━━━━━ Data provided
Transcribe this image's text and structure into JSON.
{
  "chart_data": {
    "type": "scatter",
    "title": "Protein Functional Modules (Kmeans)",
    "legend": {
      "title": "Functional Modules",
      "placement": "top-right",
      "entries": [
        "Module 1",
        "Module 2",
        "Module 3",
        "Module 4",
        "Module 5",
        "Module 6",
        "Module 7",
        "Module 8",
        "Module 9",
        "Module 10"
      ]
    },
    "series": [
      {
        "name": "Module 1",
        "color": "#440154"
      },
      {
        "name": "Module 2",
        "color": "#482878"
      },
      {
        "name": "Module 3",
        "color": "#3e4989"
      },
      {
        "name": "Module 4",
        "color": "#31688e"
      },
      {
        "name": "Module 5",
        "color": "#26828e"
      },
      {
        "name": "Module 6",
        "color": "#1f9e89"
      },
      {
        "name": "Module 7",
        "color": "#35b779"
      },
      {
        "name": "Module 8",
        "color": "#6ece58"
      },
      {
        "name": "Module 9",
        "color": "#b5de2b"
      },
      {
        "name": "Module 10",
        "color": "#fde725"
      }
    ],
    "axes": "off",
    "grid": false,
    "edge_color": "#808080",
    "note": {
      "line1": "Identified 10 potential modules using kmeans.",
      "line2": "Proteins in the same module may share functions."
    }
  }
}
━━━━━━━━━━
Return the records exactly, every line included.

Transcribe this image's text and structure into JSON.
{
  "chart_data": {
    "type": "scatter",
    "title": "Protein Functional Modules (Kmeans)",
    "legend": {
      "title": "Functional Modules",
      "placement": "top-right",
      "entries": [
        "Module 1",
        "Module 2",
        "Module 3",
        "Module 4",
        "Module 5",
        "Module 6",
        "Module 7",
        "Module 8",
        "Module 9",
        "Module 10"
      ]
    },
    "series": [
      {
        "name": "Module 1",
        "color": "#440154"
      },
      {
        "name": "Module 2",
        "color": "#482878"
      },
      {
        "name": "Module 3",
        "color": "#3e4989"
      },
      {
        "name": "Module 4",
        "color": "#31688e"
      },
      {
        "name": "Module 5",
        "color": "#26828e"
      },
      {
        "name": "Module 6",
        "color": "#1f9e89"
      },
      {
        "name": "Module 7",
        "color": "#35b779"
      },
      {
        "name": "Module 8",
        "color": "#6ece58"
      },
      {
        "name": "Module 9",
        "color": "#b5de2b"
      },
      {
        "name": "Module 10",
        "color": "#fde725"
      }
    ],
    "axes": "off",
    "grid": false,
    "edge_color": "#808080",
    "note": {
      "line1": "Identified 10 potential modules using kmeans.",
      "line2": "Proteins in the same module may share functions."
    }
  }
}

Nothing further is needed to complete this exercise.